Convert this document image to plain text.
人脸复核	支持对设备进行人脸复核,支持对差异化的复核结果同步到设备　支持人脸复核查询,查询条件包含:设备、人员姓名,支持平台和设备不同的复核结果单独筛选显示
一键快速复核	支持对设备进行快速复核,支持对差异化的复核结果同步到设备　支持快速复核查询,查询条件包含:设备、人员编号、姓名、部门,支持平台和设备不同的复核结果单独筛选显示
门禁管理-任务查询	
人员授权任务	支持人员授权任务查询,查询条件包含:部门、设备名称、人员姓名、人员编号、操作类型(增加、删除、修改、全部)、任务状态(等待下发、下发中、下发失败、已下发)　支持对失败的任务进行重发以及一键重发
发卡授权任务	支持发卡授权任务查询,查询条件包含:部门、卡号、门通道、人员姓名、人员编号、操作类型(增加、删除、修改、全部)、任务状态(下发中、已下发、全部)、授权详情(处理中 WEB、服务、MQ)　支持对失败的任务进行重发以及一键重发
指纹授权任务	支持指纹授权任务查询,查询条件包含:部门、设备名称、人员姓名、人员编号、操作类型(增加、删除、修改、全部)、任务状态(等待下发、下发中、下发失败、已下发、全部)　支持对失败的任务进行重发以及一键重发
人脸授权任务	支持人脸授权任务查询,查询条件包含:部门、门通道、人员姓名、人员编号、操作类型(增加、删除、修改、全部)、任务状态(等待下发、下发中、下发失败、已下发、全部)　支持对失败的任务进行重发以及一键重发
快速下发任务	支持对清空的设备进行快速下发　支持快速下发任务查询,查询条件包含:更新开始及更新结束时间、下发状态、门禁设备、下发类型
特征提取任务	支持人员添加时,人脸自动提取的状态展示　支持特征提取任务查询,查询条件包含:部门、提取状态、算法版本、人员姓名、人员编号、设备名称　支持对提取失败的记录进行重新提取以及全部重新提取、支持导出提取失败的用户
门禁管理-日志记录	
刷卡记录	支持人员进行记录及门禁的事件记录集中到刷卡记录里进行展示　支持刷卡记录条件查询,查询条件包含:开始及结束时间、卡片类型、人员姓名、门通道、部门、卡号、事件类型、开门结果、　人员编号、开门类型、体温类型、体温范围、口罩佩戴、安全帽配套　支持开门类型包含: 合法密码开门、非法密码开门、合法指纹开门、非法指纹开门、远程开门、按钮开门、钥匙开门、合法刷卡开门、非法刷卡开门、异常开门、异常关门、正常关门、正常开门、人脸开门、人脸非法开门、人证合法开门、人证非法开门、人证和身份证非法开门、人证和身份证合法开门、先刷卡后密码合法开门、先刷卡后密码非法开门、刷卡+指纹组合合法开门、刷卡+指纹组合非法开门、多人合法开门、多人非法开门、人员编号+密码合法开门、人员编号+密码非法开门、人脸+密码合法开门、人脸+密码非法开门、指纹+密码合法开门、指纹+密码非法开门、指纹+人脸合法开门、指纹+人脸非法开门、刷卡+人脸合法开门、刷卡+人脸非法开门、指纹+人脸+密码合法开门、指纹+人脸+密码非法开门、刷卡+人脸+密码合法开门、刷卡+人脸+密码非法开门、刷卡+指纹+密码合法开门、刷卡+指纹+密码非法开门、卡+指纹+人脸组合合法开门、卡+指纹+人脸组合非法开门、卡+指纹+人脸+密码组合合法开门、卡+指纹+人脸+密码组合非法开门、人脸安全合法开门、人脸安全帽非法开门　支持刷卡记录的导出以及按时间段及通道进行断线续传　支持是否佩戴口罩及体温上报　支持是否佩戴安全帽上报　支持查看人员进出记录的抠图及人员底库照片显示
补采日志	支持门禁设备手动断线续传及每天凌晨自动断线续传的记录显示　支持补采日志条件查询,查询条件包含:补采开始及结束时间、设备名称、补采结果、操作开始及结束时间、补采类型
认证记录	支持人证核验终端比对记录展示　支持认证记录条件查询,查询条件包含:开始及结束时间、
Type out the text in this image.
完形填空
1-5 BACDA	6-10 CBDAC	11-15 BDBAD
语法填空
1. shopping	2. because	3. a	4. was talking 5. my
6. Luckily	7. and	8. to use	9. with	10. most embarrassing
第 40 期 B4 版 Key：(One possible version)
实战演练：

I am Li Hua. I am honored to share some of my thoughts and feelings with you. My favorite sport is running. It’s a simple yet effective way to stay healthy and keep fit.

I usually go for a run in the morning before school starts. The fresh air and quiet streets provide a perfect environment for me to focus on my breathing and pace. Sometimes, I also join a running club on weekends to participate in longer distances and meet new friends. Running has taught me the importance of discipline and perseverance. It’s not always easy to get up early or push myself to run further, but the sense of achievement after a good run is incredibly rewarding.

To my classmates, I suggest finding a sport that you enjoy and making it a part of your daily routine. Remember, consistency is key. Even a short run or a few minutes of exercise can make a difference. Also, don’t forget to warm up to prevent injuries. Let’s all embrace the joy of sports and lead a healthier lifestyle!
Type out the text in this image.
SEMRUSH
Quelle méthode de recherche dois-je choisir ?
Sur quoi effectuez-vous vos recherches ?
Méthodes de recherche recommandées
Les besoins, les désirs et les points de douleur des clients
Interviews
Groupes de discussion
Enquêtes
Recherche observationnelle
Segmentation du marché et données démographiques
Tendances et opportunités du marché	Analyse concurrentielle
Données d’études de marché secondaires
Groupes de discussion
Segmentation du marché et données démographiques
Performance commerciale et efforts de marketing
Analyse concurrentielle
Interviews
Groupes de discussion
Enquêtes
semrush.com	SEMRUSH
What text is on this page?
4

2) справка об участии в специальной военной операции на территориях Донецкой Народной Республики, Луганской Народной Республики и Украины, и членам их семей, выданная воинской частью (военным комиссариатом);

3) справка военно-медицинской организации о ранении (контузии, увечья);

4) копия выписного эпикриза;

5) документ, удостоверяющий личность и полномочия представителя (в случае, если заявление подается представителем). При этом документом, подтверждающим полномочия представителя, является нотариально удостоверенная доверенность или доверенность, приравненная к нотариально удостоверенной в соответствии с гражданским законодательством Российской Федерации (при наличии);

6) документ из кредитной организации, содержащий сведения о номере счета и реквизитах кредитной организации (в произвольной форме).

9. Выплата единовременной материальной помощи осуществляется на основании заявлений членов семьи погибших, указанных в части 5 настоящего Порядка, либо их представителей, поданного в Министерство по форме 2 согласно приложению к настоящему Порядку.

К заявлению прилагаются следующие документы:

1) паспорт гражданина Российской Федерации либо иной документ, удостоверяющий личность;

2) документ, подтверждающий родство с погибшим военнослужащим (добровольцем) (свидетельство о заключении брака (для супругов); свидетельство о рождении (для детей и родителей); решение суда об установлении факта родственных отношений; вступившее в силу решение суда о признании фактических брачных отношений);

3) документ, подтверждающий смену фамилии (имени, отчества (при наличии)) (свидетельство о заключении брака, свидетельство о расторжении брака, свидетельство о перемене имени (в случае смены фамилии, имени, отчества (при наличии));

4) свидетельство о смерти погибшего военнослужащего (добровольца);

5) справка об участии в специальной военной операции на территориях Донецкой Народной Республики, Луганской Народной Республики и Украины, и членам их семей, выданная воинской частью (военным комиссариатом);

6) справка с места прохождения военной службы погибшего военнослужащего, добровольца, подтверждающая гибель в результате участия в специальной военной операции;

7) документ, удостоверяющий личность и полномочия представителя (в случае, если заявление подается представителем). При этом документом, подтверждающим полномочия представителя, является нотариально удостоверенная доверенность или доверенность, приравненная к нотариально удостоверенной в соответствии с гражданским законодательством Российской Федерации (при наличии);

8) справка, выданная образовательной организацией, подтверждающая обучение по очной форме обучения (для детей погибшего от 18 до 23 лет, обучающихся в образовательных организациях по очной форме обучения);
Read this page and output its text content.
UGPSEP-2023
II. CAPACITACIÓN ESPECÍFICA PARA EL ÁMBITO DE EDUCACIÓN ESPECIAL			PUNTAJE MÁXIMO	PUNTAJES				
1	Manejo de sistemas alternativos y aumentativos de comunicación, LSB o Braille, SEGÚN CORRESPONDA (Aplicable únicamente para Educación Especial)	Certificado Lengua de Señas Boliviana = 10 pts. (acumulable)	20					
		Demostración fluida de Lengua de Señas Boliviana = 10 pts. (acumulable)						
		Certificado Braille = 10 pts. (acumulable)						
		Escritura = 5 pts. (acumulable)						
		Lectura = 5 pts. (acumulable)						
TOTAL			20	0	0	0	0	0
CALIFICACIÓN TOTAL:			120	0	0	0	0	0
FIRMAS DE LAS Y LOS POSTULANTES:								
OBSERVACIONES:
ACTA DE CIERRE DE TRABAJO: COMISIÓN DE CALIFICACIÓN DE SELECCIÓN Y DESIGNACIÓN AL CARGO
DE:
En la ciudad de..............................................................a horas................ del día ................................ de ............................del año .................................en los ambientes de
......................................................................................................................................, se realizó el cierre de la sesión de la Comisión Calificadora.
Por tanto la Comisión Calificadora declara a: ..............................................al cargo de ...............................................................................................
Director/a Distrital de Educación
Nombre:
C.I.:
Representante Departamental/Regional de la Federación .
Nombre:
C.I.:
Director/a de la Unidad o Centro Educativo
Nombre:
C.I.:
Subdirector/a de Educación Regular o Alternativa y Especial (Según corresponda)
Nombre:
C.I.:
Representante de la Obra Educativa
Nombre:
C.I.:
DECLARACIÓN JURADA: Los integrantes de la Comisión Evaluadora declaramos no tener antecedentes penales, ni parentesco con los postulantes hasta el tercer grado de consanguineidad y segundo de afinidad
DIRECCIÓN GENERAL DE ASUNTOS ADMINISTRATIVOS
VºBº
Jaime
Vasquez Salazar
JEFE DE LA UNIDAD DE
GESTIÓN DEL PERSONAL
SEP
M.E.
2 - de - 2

Aim of the task:
Gather from the entries above all lines that include the string "Boliviana".

Written response:
1	Manejo de sistemas alternativos y aumentativos de comunicación, LSB o Braille, SEGÚN CORRESPONDA (Aplicable únicamente para Educación Especial)	Certificado Lengua de Señas Boliviana = 10 pts. (acumulable)	20					
		Demostración fluida de Lengua de Señas Boliviana = 10 pts. (acumulable)						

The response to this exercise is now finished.